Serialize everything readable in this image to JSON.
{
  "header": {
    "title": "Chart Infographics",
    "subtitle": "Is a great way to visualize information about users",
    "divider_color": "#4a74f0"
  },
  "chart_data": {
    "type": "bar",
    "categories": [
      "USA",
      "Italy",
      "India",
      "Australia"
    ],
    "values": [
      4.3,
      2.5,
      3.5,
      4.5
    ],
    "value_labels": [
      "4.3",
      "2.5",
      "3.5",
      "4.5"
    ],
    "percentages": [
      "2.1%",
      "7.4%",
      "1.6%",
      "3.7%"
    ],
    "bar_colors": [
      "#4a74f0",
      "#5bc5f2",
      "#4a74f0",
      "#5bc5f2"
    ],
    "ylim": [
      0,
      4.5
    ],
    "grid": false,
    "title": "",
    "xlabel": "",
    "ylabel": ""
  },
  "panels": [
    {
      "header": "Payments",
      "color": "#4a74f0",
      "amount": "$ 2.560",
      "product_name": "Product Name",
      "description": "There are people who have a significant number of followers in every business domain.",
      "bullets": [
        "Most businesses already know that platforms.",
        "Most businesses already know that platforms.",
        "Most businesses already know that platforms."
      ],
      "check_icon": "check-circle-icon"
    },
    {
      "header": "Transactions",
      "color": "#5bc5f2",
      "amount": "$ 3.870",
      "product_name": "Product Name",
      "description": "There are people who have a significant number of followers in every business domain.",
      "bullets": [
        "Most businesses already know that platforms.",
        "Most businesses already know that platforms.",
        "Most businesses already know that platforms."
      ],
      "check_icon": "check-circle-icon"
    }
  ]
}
━━━━━━━━━━━━━━━━
:: STATED PROBLEM ::
From the data above, extract every line in its exact form.

:: SOLUTION TO THE PROBLEM ::
Serialize everything readable in this image to JSON.
{
  "header": {
    "title": "Chart Infographics",
    "subtitle": "Is a great way to visualize information about users",
    "divider_color": "#4a74f0"
  },
  "chart_data": {
    "type": "bar",
    "categories": [
      "USA",
      "Italy",
      "India",
      "Australia"
    ],
    "values": [
      4.3,
      2.5,
      3.5,
      4.5
    ],
    "value_labels": [
      "4.3",
      "2.5",
      "3.5",
      "4.5"
    ],
    "percentages": [
      "2.1%",
      "7.4%",
      "1.6%",
      "3.7%"
    ],
    "bar_colors": [
      "#4a74f0",
      "#5bc5f2",
      "#4a74f0",
      "#5bc5f2"
    ],
    "ylim": [
      0,
      4.5
    ],
    "grid": false,
    "title": "",
    "xlabel": "",
    "ylabel": ""
  },
  "panels": [
    {
      "header": "Payments",
      "color": "#4a74f0",
      "amount": "$ 2.560",
      "product_name": "Product Name",
      "description": "There are people who have a significant number of followers in every business domain.",
      "bullets": [
        "Most businesses already know that platforms.",
        "Most businesses already know that platforms.",
        "Most businesses already know that platforms."
      ],
      "check_icon": "check-circle-icon"
    },
    {
      "header": "Transactions",
      "color": "#5bc5f2",
      "amount": "$ 3.870",
      "product_name": "Product Name",
      "description": "There are people who have a significant number of followers in every business domain.",
      "bullets": [
        "Most businesses already know that platforms.",
        "Most businesses already know that platforms.",
        "Most businesses already know that platforms."
      ],
      "check_icon": "check-circle-icon"
    }
  ]
}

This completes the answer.